-- START DATA TO USE --

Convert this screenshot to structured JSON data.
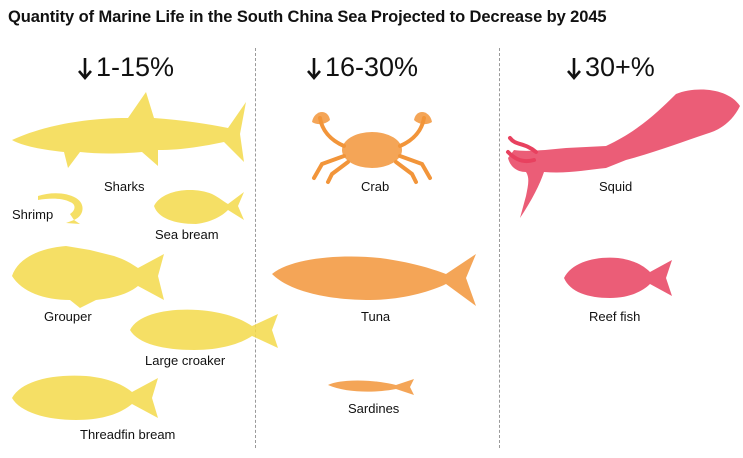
{
  "title": "Quantity of Marine Life in the South China Sea Projected to Decrease by 2045",
  "chart_data": {
    "type": "table",
    "columns": [
      {
        "heading": "1-15%",
        "color": "#f3d94a",
        "species": [
          "Sharks",
          "Shrimp",
          "Sea bream",
          "Grouper",
          "Large croaker",
          "Threadfin bream"
        ]
      },
      {
        "heading": "16-30%",
        "color": "#f2953a",
        "species": [
          "Crab",
          "Tuna",
          "Sardines"
        ]
      },
      {
        "heading": "30+%",
        "color": "#e8415f",
        "species": [
          "Squid",
          "Reef fish"
        ]
      }
    ]
  },
  "icons": {
    "down_arrow": "down-arrow-icon",
    "sharks": "shark-icon",
    "shrimp": "shrimp-icon",
    "sea_bream": "fish-icon",
    "grouper": "fish-icon",
    "large_croaker": "fish-icon",
    "threadfin_bream": "fish-icon",
    "crab": "crab-icon",
    "tuna": "fish-icon",
    "sardines": "fish-icon",
    "squid": "squid-icon",
    "reef_fish": "fish-icon"
  }
}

-- END DATA TO USE --

§ **AIM**: Leave the images out and output the remaining material exactly as it stands.

§ **EXERCISE RESULT**:
Convert this screenshot to structured JSON data.
{
  "title": "Quantity of Marine Life in the South China Sea Projected to Decrease by 2045",
  "chart_data": {
    "type": "table",
    "columns": [
      {
        "heading": "1-15%",
        "color": "#f3d94a",
        "species": [
          "Sharks",
          "Shrimp",
          "Sea bream",
          "Grouper",
          "Large croaker",
          "Threadfin bream"
        ]
      },
      {
        "heading": "16-30%",
        "color": "#f2953a",
        "species": [
          "Crab",
          "Tuna",
          "Sardines"
        ]
      },
      {
        "heading": "30+%",
        "color": "#e8415f",
        "species": [
          "Squid",
          "Reef fish"
        ]
      }
    ]
  },
  "icons": {
    "down_arrow": "down-arrow-icon",
    "sharks": "shark-icon",
    "shrimp": "shrimp-icon",
    "sea_bream": "fish-icon",
    "grouper": "fish-icon",
    "large_croaker": "fish-icon",
    "threadfin_bream": "fish-icon",
    "crab": "crab-icon",
    "tuna": "fish-icon",
    "sardines": "fish-icon",
    "squid": "squid-icon",
    "reef_fish": "fish-icon"
  }
}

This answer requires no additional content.